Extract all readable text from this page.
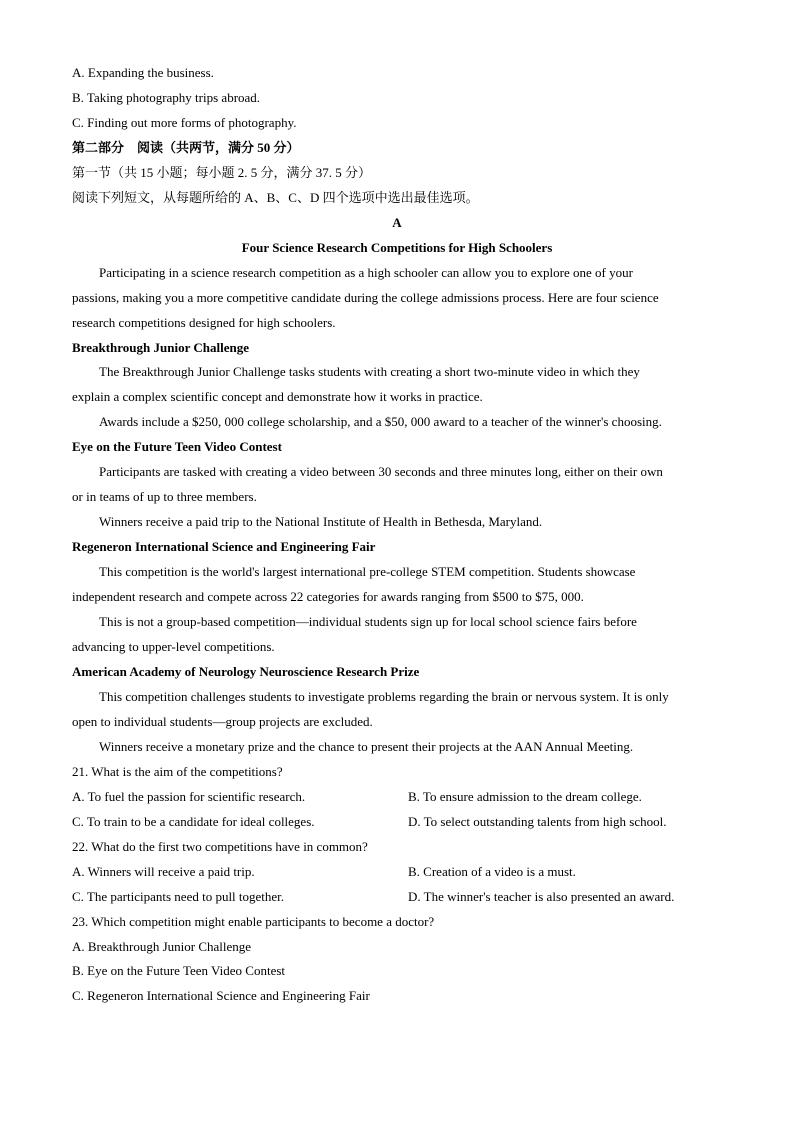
A. Expanding the business.
B. Taking photography trips abroad.
C. Finding out more forms of photography.
第二部分　阅读（共两节，满分 50 分）
第一节（共 15 小题；每小题 2. 5 分，满分 37. 5 分）
阅读下列短文，从每题所给的 A、B、C、D 四个选项中选出最佳选项。
A
Four Science Research Competitions for High Schoolers
Participating in a science research competition as a high schooler can allow you to explore one of your
passions, making you a more competitive candidate during the college admissions process. Here are four science
research competitions designed for high schoolers.
Breakthrough Junior Challenge
The Breakthrough Junior Challenge tasks students with creating a short two-minute video in which they
explain a complex scientific concept and demonstrate how it works in practice.
Awards include a $250, 000 college scholarship, and a $50, 000 award to a teacher of the winner's choosing.
Eye on the Future Teen Video Contest
Participants are tasked with creating a video between 30 seconds and three minutes long, either on their own
or in teams of up to three members.
Winners receive a paid trip to the National Institute of Health in Bethesda, Maryland.
Regeneron International Science and Engineering Fair
This competition is the world's largest international pre-college STEM competition. Students showcase
independent research and compete across 22 categories for awards ranging from $500 to $75, 000.
This is not a group-based competition—individual students sign up for local school science fairs before
advancing to upper-level competitions.
American Academy of Neurology Neuroscience Research Prize
This competition challenges students to investigate problems regarding the brain or nervous system. It is only
open to individual students—group projects are excluded.
Winners receive a monetary prize and the chance to present their projects at the AAN Annual Meeting.
21. What is the aim of the competitions?
A. To fuel the passion for scientific research.	B. To ensure admission to the dream college.
C. To train to be a candidate for ideal colleges.	D. To select outstanding talents from high school.
22. What do the first two competitions have in common?
A. Winners will receive a paid trip.	B. Creation of a video is a must.
C. The participants need to pull together.	D. The winner's teacher is also presented an award.
23. Which competition might enable participants to become a doctor?
A. Breakthrough Junior Challenge
B. Eye on the Future Teen Video Contest
C. Regeneron International Science and Engineering Fair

========================

▸ Task requirements: Transcribe the preceding listing in its entirety and with exact wording, leaving out pictures.

▸ Full output:
Extract all readable text from this page.
A. Expanding the business.
B. Taking photography trips abroad.
C. Finding out more forms of photography.
第二部分　阅读（共两节，满分 50 分）
第一节（共 15 小题；每小题 2. 5 分，满分 37. 5 分）
阅读下列短文，从每题所给的 A、B、C、D 四个选项中选出最佳选项。
A
Four Science Research Competitions for High Schoolers
Participating in a science research competition as a high schooler can allow you to explore one of your
passions, making you a more competitive candidate during the college admissions process. Here are four science
research competitions designed for high schoolers.
Breakthrough Junior Challenge
The Breakthrough Junior Challenge tasks students with creating a short two-minute video in which they
explain a complex scientific concept and demonstrate how it works in practice.
Awards include a $250, 000 college scholarship, and a $50, 000 award to a teacher of the winner's choosing.
Eye on the Future Teen Video Contest
Participants are tasked with creating a video between 30 seconds and three minutes long, either on their own
or in teams of up to three members.
Winners receive a paid trip to the National Institute of Health in Bethesda, Maryland.
Regeneron International Science and Engineering Fair
This competition is the world's largest international pre-college STEM competition. Students showcase
independent research and compete across 22 categories for awards ranging from $500 to $75, 000.
This is not a group-based competition—individual students sign up for local school science fairs before
advancing to upper-level competitions.
American Academy of Neurology Neuroscience Research Prize
This competition challenges students to investigate problems regarding the brain or nervous system. It is only
open to individual students—group projects are excluded.
Winners receive a monetary prize and the chance to present their projects at the AAN Annual Meeting.
21. What is the aim of the competitions?
A. To fuel the passion for scientific research.	B. To ensure admission to the dream college.
C. To train to be a candidate for ideal colleges.	D. To select outstanding talents from high school.
22. What do the first two competitions have in common?
A. Winners will receive a paid trip.	B. Creation of a video is a must.
C. The participants need to pull together.	D. The winner's teacher is also presented an award.
23. Which competition might enable participants to become a doctor?
A. Breakthrough Junior Challenge
B. Eye on the Future Teen Video Contest
C. Regeneron International Science and Engineering Fair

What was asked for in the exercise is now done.